THE TASK – Copy every line of the records below where the word "انظر" occurs.

SUPPLIED DATA –
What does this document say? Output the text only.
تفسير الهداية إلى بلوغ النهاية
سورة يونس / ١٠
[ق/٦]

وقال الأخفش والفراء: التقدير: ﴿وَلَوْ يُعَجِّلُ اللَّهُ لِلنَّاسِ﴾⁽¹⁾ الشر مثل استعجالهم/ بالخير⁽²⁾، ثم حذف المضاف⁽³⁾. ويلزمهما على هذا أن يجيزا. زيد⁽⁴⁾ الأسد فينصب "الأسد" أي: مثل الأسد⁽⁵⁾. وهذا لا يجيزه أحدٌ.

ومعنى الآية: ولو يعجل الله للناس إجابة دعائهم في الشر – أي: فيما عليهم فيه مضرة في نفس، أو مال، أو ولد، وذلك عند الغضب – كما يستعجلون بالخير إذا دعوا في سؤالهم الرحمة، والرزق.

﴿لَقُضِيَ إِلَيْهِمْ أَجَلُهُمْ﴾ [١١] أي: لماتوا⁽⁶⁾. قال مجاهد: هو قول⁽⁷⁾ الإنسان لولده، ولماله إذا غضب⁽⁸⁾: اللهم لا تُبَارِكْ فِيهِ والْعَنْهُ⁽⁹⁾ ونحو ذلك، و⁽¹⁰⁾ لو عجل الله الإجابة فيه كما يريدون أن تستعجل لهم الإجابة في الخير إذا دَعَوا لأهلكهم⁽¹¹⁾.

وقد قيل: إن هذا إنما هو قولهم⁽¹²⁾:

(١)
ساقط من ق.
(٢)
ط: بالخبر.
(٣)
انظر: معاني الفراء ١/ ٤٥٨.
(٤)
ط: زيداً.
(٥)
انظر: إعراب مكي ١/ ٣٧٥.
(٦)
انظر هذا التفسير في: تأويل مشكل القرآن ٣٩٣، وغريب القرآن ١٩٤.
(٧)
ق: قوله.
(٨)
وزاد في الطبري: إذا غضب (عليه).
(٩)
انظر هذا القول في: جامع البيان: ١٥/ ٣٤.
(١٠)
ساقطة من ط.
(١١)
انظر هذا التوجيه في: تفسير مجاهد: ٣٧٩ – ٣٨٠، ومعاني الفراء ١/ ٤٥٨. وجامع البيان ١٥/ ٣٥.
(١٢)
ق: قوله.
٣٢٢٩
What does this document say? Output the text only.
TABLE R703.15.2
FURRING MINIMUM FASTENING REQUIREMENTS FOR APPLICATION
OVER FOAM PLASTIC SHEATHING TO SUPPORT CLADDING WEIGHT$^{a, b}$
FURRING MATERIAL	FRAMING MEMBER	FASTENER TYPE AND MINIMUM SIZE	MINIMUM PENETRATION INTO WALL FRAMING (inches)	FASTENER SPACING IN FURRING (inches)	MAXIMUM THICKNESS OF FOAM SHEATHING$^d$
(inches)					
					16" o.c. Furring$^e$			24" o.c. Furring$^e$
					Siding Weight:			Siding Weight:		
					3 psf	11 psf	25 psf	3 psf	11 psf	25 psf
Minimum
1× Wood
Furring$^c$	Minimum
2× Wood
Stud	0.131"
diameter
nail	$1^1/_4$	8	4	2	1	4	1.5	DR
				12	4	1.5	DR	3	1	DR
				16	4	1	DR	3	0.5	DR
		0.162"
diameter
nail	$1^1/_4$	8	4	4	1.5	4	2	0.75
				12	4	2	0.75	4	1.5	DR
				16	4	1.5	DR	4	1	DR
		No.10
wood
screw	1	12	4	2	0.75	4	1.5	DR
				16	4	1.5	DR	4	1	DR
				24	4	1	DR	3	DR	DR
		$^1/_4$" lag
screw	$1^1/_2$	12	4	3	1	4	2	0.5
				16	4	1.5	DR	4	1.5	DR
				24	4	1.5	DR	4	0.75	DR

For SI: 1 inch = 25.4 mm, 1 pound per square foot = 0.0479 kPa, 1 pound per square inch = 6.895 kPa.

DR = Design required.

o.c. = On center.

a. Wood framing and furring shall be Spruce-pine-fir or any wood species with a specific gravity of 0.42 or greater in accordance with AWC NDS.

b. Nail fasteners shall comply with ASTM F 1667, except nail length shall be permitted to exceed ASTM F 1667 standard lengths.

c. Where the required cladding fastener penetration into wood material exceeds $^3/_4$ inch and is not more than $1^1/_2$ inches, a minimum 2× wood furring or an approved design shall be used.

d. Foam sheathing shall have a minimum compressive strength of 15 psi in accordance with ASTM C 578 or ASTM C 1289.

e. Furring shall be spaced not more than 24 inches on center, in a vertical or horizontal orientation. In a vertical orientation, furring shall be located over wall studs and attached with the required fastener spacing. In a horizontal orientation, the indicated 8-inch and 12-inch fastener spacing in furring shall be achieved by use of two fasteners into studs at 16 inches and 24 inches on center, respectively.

COMPLETED TASK –
انظر: معاني الفراء ١/ ٤٥٨.
انظر: إعراب مكي ١/ ٣٧٥.
انظر هذا التفسير في: تأويل مشكل القرآن ٣٩٣، وغريب القرآن ١٩٤.
انظر هذا القول في: جامع البيان: ١٥/ ٣٤.
انظر هذا التوجيه في: تفسير مجاهد: ٣٧٩ – ٣٨٠، ومعاني الفراء ١/ ٤٥٨. وجامع البيان ١٥/ ٣٥.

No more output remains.